## RECORDS FOR THE TASK:
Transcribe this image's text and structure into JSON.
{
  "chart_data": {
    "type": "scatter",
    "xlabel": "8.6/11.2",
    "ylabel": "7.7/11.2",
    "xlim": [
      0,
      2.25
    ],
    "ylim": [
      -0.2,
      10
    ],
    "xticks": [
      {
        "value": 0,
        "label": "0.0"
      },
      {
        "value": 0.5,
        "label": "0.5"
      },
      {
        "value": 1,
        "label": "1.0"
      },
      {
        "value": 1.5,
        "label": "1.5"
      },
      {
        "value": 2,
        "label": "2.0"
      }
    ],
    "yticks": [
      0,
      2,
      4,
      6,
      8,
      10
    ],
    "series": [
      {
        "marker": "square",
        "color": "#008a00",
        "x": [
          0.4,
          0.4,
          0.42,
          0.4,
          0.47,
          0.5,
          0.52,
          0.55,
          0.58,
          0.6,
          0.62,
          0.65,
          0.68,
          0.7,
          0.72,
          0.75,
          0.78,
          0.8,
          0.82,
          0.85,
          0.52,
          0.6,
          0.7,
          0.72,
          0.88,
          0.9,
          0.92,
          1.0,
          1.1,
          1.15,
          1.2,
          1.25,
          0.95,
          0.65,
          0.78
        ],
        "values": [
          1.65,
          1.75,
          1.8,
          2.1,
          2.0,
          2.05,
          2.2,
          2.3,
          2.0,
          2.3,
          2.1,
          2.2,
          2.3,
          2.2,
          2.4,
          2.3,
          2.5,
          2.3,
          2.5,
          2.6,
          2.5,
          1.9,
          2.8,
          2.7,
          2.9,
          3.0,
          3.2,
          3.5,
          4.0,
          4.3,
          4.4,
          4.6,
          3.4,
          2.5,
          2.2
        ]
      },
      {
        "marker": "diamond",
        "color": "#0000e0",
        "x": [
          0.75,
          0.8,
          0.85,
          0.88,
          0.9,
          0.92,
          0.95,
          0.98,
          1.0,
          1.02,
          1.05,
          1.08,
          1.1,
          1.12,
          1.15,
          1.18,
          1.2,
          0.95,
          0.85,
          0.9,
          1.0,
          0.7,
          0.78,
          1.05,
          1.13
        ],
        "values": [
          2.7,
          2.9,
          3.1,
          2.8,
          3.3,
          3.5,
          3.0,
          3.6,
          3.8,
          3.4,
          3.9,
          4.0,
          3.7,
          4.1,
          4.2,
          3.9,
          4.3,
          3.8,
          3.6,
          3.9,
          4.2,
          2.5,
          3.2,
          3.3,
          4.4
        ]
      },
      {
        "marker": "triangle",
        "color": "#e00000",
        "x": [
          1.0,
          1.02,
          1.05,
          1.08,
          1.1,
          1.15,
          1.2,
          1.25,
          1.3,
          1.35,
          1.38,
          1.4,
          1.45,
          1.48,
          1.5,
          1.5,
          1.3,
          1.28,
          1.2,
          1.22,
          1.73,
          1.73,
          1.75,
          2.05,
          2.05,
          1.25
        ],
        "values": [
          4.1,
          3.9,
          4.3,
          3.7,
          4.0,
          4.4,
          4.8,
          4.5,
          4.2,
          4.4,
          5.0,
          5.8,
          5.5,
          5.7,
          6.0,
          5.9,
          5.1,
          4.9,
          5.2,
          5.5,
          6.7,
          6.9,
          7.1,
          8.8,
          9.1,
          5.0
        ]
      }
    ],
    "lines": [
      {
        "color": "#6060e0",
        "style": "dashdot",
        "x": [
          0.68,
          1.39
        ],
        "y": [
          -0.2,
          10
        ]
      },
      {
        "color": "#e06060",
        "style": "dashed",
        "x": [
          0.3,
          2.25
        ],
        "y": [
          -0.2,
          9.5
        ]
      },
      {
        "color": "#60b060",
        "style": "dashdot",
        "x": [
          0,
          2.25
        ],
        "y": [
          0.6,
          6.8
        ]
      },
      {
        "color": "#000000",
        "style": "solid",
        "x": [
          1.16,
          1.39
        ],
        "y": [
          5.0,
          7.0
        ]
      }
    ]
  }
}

## EXERCISE AIM:
Your answer should be only a number: how many lines of the data above contain the string "style"?

## THE RESPONSE:
4